- **RECORDS**
┏━━

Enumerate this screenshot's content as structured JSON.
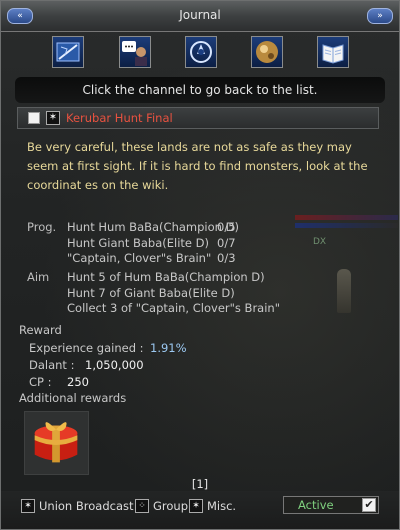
{
  "window": {
    "title": "Journal",
    "left_button": "«",
    "right_button": "»"
  },
  "channels": [
    {
      "icon": "compass-map-icon"
    },
    {
      "icon": "npc-chat-icon"
    },
    {
      "icon": "emblem-icon"
    },
    {
      "icon": "orb-icon"
    },
    {
      "icon": "book-icon"
    }
  ],
  "channel_hint": "Click the channel to go back to the list.",
  "quest": {
    "title": "Kerubar Hunt Final",
    "description": "Be very careful, these lands are not as safe as they may seem at first sight. If it is hard to find monsters, look at the coordinat es on the wiki.",
    "prog_label": "Prog.",
    "progress": [
      {
        "name": "Hunt Hum BaBa(Champion D)",
        "count": "0/5"
      },
      {
        "name": "Hunt Giant Baba(Elite D)",
        "count": "0/7"
      },
      {
        "name": "\"Captain, Clover\"s Brain\"",
        "count": "0/3"
      }
    ],
    "aim_label": "Aim",
    "aims": [
      "Hunt 5 of Hum BaBa(Champion D)",
      "Hunt 7 of Giant Baba(Elite D)",
      "Collect 3 of \"Captain, Clover\"s Brain\""
    ]
  },
  "reward": {
    "label": "Reward",
    "experience_label": "Experience gained :",
    "experience_value": "1.91%",
    "dalant_label": "Dalant :",
    "dalant_value": "1,050,000",
    "cp_label": "CP :",
    "cp_value": "250",
    "additional_label": "Additional rewards",
    "item_icon": "gift-box-icon"
  },
  "pager": "[1]",
  "filters": {
    "union_broadcast": "Union Broadcast",
    "group": "Group",
    "misc": "Misc."
  },
  "status_select": {
    "value": "Active"
  },
  "background": {
    "badge": "DX"
  },
  "colors": {
    "quest_title": "#e85240",
    "description": "#e8d99a",
    "experience": "#9cc9f2",
    "active": "#7fd17f"
  }
}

┗━━

- **OBJECTIVE**
Find every line in the records above that contains the word "Clover", and copy each one.

- **RESULT FOR THIS TASK**
        "name": "\"Captain, Clover\"s Brain\"",
      "Collect 3 of \"Captain, Clover\"s Brain\""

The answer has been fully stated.